■ **What you are asked to do**
Below are records to be output exactly, every one of them.
──────── Provided entries
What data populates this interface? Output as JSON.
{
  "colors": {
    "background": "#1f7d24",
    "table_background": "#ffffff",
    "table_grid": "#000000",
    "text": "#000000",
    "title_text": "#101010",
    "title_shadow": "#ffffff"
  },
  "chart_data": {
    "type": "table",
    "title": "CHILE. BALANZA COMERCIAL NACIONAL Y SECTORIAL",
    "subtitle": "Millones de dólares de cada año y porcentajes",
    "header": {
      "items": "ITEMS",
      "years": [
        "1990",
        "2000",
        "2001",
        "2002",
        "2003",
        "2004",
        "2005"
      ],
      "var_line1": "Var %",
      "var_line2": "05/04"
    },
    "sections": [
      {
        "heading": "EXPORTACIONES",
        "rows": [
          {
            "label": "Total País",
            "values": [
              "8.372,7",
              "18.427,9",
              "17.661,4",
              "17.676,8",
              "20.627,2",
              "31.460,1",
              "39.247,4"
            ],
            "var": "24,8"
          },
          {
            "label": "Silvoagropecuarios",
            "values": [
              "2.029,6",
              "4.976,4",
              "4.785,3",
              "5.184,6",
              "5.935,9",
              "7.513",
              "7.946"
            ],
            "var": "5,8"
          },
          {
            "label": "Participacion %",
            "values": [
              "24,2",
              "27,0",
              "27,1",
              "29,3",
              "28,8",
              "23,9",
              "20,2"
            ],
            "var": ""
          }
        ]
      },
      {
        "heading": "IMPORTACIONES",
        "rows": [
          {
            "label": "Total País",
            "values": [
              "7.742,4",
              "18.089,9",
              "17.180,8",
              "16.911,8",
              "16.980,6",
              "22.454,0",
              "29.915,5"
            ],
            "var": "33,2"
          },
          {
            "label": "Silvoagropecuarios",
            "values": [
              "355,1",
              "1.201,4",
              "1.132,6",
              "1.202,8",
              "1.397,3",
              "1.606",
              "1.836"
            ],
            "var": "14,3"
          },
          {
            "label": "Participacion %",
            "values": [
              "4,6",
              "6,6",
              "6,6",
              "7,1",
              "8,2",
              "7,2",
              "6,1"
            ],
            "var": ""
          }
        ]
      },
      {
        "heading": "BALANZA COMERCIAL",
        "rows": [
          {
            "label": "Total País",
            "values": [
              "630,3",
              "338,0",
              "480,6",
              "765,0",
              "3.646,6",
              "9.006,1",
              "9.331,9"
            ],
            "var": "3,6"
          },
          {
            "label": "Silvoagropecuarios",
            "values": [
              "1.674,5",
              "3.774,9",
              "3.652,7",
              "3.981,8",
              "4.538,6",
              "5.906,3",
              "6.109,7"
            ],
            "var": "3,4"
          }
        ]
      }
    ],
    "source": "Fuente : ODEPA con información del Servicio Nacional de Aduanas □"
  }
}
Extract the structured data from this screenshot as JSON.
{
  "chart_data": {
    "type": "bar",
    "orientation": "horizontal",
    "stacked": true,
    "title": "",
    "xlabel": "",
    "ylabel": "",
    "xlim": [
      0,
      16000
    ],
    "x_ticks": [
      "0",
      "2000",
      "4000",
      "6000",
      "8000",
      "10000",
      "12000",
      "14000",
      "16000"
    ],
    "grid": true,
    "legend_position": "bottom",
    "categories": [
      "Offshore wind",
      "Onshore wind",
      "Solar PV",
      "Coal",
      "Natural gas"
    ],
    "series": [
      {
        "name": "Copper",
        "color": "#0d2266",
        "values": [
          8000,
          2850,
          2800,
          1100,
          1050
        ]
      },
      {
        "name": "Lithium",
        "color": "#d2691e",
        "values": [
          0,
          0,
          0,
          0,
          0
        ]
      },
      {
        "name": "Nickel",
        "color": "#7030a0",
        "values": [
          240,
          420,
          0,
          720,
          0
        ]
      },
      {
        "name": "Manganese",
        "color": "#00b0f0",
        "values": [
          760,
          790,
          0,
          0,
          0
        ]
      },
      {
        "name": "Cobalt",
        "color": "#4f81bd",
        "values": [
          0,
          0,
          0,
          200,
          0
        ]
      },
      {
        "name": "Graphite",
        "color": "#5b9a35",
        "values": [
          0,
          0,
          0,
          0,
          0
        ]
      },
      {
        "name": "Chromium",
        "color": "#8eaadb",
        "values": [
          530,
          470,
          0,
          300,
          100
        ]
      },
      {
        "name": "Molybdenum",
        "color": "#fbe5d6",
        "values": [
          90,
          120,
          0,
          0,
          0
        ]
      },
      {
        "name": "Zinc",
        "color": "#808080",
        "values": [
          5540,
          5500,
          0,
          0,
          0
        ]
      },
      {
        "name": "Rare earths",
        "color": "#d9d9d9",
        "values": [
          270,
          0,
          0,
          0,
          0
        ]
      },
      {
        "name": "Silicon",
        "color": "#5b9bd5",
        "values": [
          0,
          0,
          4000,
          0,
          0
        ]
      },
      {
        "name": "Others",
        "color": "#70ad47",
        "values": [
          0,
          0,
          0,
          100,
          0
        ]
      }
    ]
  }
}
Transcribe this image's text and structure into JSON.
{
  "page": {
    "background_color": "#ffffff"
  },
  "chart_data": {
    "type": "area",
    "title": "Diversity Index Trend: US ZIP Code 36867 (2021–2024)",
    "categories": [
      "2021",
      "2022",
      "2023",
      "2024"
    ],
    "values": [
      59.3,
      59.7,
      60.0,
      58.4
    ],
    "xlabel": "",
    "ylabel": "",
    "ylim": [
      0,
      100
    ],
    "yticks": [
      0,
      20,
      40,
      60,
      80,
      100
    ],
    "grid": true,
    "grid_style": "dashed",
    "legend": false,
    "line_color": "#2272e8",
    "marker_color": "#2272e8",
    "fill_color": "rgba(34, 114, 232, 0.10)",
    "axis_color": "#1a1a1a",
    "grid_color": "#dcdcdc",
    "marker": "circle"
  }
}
────────────────
■ **Full output**
What data populates this interface? Output as JSON.
{
  "colors": {
    "background": "#1f7d24",
    "table_background": "#ffffff",
    "table_grid": "#000000",
    "text": "#000000",
    "title_text": "#101010",
    "title_shadow": "#ffffff"
  },
  "chart_data": {
    "type": "table",
    "title": "CHILE. BALANZA COMERCIAL NACIONAL Y SECTORIAL",
    "subtitle": "Millones de dólares de cada año y porcentajes",
    "header": {
      "items": "ITEMS",
      "years": [
        "1990",
        "2000",
        "2001",
        "2002",
        "2003",
        "2004",
        "2005"
      ],
      "var_line1": "Var %",
      "var_line2": "05/04"
    },
    "sections": [
      {
        "heading": "EXPORTACIONES",
        "rows": [
          {
            "label": "Total País",
            "values": [
              "8.372,7",
              "18.427,9",
              "17.661,4",
              "17.676,8",
              "20.627,2",
              "31.460,1",
              "39.247,4"
            ],
            "var": "24,8"
          },
          {
            "label": "Silvoagropecuarios",
            "values": [
              "2.029,6",
              "4.976,4",
              "4.785,3",
              "5.184,6",
              "5.935,9",
              "7.513",
              "7.946"
            ],
            "var": "5,8"
          },
          {
            "label": "Participacion %",
            "values": [
              "24,2",
              "27,0",
              "27,1",
              "29,3",
              "28,8",
              "23,9",
              "20,2"
            ],
            "var": ""
          }
        ]
      },
      {
        "heading": "IMPORTACIONES",
        "rows": [
          {
            "label": "Total País",
            "values": [
              "7.742,4",
              "18.089,9",
              "17.180,8",
              "16.911,8",
              "16.980,6",
              "22.454,0",
              "29.915,5"
            ],
            "var": "33,2"
          },
          {
            "label": "Silvoagropecuarios",
            "values": [
              "355,1",
              "1.201,4",
              "1.132,6",
              "1.202,8",
              "1.397,3",
              "1.606",
              "1.836"
            ],
            "var": "14,3"
          },
          {
            "label": "Participacion %",
            "values": [
              "4,6",
              "6,6",
              "6,6",
              "7,1",
              "8,2",
              "7,2",
              "6,1"
            ],
            "var": ""
          }
        ]
      },
      {
        "heading": "BALANZA COMERCIAL",
        "rows": [
          {
            "label": "Total País",
            "values": [
              "630,3",
              "338,0",
              "480,6",
              "765,0",
              "3.646,6",
              "9.006,1",
              "9.331,9"
            ],
            "var": "3,6"
          },
          {
            "label": "Silvoagropecuarios",
            "values": [
              "1.674,5",
              "3.774,9",
              "3.652,7",
              "3.981,8",
              "4.538,6",
              "5.906,3",
              "6.109,7"
            ],
            "var": "3,4"
          }
        ]
      }
    ],
    "source": "Fuente : ODEPA con información del Servicio Nacional de Aduanas □"
  }
}
Extract the structured data from this screenshot as JSON.
{
  "chart_data": {
    "type": "bar",
    "orientation": "horizontal",
    "stacked": true,
    "title": "",
    "xlabel": "",
    "ylabel": "",
    "xlim": [
      0,
      16000
    ],
    "x_ticks": [
      "0",
      "2000",
      "4000",
      "6000",
      "8000",
      "10000",
      "12000",
      "14000",
      "16000"
    ],
    "grid": true,
    "legend_position": "bottom",
    "categories": [
      "Offshore wind",
      "Onshore wind",
      "Solar PV",
      "Coal",
      "Natural gas"
    ],
    "series": [
      {
        "name": "Copper",
        "color": "#0d2266",
        "values": [
          8000,
          2850,
          2800,
          1100,
          1050
        ]
      },
      {
        "name": "Lithium",
        "color": "#d2691e",
        "values": [
          0,
          0,
          0,
          0,
          0
        ]
      },
      {
        "name": "Nickel",
        "color": "#7030a0",
        "values": [
          240,
          420,
          0,
          720,
          0
        ]
      },
      {
        "name": "Manganese",
        "color": "#00b0f0",
        "values": [
          760,
          790,
          0,
          0,
          0
        ]
      },
      {
        "name": "Cobalt",
        "color": "#4f81bd",
        "values": [
          0,
          0,
          0,
          200,
          0
        ]
      },
      {
        "name": "Graphite",
        "color": "#5b9a35",
        "values": [
          0,
          0,
          0,
          0,
          0
        ]
      },
      {
        "name": "Chromium",
        "color": "#8eaadb",
        "values": [
          530,
          470,
          0,
          300,
          100
        ]
      },
      {
        "name": "Molybdenum",
        "color": "#fbe5d6",
        "values": [
          90,
          120,
          0,
          0,
          0
        ]
      },
      {
        "name": "Zinc",
        "color": "#808080",
        "values": [
          5540,
          5500,
          0,
          0,
          0
        ]
      },
      {
        "name": "Rare earths",
        "color": "#d9d9d9",
        "values": [
          270,
          0,
          0,
          0,
          0
        ]
      },
      {
        "name": "Silicon",
        "color": "#5b9bd5",
        "values": [
          0,
          0,
          4000,
          0,
          0
        ]
      },
      {
        "name": "Others",
        "color": "#70ad47",
        "values": [
          0,
          0,
          0,
          100,
          0
        ]
      }
    ]
  }
}
Transcribe this image's text and structure into JSON.
{
  "page": {
    "background_color": "#ffffff"
  },
  "chart_data": {
    "type": "area",
    "title": "Diversity Index Trend: US ZIP Code 36867 (2021–2024)",
    "categories": [
      "2021",
      "2022",
      "2023",
      "2024"
    ],
    "values": [
      59.3,
      59.7,
      60.0,
      58.4
    ],
    "xlabel": "",
    "ylabel": "",
    "ylim": [
      0,
      100
    ],
    "yticks": [
      0,
      20,
      40,
      60,
      80,
      100
    ],
    "grid": true,
    "grid_style": "dashed",
    "legend": false,
    "line_color": "#2272e8",
    "marker_color": "#2272e8",
    "fill_color": "rgba(34, 114, 232, 0.10)",
    "axis_color": "#1a1a1a",
    "grid_color": "#dcdcdc",
    "marker": "circle"
  }
}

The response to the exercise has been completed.